Report how many lines contain "this". The answer is a single number.

◇ ◇ ◇ ◇ ◇ ◇ ◇

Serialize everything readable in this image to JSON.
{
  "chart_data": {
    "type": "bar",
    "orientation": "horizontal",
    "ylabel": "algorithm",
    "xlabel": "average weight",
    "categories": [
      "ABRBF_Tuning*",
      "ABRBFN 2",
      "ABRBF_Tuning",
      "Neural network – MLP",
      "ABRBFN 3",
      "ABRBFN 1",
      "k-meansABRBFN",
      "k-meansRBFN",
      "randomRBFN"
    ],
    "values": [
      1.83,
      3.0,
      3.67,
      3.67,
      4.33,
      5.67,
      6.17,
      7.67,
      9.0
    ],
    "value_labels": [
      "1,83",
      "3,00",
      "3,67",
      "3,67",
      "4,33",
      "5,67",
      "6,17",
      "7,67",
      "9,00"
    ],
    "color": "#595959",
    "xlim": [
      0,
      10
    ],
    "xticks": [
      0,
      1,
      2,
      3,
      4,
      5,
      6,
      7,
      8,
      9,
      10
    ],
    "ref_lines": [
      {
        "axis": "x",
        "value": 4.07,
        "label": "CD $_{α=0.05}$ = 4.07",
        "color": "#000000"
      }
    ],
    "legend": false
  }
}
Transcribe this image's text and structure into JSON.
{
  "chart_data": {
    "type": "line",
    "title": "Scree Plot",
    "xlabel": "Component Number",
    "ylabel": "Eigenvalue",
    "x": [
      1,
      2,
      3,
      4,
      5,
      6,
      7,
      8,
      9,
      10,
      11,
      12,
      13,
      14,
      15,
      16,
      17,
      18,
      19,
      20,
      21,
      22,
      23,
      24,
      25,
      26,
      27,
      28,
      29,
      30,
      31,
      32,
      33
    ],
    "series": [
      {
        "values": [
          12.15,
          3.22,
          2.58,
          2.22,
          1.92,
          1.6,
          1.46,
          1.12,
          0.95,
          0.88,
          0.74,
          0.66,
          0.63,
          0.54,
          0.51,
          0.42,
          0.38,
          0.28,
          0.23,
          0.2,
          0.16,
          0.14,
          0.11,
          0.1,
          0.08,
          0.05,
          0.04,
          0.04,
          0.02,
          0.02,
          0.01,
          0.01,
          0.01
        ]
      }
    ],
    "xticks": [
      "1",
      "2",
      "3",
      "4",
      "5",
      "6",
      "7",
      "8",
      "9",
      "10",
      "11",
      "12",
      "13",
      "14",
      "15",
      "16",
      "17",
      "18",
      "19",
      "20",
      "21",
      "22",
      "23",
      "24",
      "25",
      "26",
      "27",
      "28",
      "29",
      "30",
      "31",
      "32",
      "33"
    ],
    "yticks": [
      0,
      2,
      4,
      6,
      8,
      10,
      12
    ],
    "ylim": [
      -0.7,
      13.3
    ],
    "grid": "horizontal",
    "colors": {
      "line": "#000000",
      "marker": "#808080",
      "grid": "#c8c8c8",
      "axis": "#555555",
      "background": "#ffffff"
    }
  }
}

◇ ◇ ◇ ◇ ◇ ◇ ◇

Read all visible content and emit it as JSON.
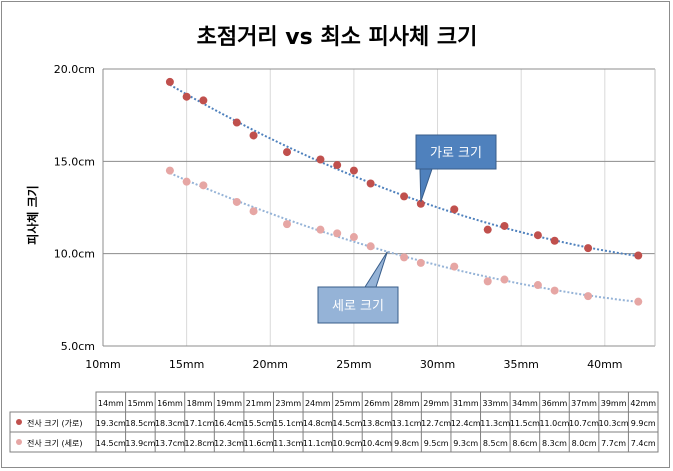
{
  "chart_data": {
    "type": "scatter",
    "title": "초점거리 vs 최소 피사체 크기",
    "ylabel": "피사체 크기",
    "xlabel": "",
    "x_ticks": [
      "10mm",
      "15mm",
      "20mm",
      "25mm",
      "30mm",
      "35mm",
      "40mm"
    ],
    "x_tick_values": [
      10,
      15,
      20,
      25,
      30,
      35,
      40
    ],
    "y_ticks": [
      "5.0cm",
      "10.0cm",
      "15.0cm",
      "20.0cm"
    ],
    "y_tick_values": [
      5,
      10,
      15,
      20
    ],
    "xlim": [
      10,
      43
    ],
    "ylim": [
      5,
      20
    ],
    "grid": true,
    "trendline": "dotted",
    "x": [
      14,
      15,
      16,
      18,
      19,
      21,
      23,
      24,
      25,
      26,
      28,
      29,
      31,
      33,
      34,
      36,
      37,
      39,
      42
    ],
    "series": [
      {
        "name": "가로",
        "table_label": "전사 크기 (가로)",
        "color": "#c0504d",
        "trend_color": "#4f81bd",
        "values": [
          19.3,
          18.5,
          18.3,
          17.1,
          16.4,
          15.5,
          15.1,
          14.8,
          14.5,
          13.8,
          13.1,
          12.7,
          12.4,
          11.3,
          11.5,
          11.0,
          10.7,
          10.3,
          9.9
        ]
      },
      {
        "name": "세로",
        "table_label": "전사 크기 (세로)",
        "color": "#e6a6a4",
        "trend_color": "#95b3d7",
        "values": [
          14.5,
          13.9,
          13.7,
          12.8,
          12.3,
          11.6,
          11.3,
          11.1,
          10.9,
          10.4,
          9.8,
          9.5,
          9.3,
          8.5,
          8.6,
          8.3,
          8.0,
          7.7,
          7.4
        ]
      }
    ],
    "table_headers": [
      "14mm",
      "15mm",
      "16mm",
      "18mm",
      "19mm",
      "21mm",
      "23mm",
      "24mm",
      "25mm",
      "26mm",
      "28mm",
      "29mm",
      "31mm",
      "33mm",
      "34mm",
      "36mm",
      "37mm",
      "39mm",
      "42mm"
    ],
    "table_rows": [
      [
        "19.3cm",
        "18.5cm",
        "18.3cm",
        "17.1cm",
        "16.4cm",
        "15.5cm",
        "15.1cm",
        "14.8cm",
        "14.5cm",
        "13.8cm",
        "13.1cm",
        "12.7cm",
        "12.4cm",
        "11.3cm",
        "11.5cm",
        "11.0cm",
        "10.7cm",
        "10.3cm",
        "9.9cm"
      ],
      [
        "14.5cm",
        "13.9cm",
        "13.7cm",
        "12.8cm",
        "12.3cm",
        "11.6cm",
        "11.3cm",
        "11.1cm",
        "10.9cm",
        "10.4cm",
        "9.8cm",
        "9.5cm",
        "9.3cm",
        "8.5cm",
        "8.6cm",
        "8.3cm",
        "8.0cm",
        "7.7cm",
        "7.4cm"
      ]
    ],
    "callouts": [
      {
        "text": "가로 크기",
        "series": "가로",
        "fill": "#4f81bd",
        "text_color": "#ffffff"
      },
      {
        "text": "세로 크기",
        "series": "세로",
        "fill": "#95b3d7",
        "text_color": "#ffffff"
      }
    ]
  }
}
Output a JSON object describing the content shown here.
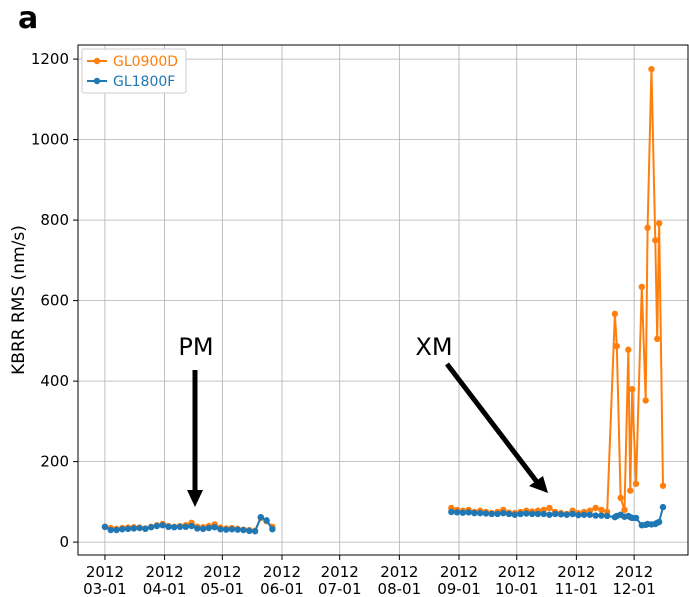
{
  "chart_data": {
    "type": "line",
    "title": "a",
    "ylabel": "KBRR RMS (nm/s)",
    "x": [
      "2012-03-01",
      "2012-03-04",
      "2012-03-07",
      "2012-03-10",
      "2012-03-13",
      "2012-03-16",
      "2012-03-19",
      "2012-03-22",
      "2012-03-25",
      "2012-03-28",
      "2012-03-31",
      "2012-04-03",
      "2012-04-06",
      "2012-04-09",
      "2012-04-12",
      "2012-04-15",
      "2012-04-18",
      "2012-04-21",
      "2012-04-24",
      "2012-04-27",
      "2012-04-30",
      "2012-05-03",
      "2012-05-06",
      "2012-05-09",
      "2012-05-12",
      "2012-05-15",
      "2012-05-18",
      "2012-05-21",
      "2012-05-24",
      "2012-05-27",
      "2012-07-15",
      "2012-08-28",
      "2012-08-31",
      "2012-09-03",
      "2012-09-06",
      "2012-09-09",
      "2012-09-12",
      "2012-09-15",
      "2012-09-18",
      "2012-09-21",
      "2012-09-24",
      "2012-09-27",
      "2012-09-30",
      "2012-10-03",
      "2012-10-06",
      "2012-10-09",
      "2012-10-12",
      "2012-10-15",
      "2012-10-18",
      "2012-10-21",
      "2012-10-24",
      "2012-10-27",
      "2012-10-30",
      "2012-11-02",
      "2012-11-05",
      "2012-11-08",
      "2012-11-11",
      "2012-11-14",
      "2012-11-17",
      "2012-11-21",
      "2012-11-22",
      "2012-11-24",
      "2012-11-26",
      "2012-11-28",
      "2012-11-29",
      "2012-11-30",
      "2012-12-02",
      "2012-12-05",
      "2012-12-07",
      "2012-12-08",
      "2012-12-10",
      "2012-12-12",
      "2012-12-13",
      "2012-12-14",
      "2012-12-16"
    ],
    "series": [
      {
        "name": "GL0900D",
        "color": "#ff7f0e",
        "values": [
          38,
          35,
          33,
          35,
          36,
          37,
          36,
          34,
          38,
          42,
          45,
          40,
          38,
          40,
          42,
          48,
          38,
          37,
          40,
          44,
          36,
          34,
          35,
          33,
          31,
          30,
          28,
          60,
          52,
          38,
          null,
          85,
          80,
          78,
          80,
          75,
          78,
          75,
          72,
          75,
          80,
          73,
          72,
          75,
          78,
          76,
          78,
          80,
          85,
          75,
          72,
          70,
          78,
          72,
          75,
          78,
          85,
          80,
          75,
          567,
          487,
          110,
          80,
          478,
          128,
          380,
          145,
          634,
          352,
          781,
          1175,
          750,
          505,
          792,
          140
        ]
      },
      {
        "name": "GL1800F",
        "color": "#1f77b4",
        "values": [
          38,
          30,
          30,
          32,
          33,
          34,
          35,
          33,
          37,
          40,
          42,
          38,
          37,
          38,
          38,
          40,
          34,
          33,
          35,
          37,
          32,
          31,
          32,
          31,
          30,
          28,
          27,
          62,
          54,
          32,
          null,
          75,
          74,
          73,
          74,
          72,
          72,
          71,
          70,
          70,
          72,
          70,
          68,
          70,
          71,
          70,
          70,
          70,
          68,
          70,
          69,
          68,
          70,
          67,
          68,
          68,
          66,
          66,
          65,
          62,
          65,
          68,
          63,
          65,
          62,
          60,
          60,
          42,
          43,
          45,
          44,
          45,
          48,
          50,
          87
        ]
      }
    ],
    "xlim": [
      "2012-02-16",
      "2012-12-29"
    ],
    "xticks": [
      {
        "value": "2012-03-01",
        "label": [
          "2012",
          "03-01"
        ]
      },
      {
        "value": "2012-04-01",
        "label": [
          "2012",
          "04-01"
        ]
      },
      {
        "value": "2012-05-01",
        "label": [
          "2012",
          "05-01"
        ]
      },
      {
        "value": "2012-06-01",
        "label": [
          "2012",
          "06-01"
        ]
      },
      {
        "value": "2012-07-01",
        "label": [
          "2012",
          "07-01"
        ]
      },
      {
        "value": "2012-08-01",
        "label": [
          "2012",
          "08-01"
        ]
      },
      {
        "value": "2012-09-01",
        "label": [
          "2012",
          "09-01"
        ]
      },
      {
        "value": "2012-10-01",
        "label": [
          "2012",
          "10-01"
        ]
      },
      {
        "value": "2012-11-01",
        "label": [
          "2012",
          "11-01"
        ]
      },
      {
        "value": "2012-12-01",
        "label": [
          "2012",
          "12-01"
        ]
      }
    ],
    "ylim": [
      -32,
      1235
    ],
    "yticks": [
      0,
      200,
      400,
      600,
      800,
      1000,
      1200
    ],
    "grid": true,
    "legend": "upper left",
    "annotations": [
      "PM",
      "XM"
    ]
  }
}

◇ ◇ ◇ ◇ ◇ ◇ ◇

Correct result: 2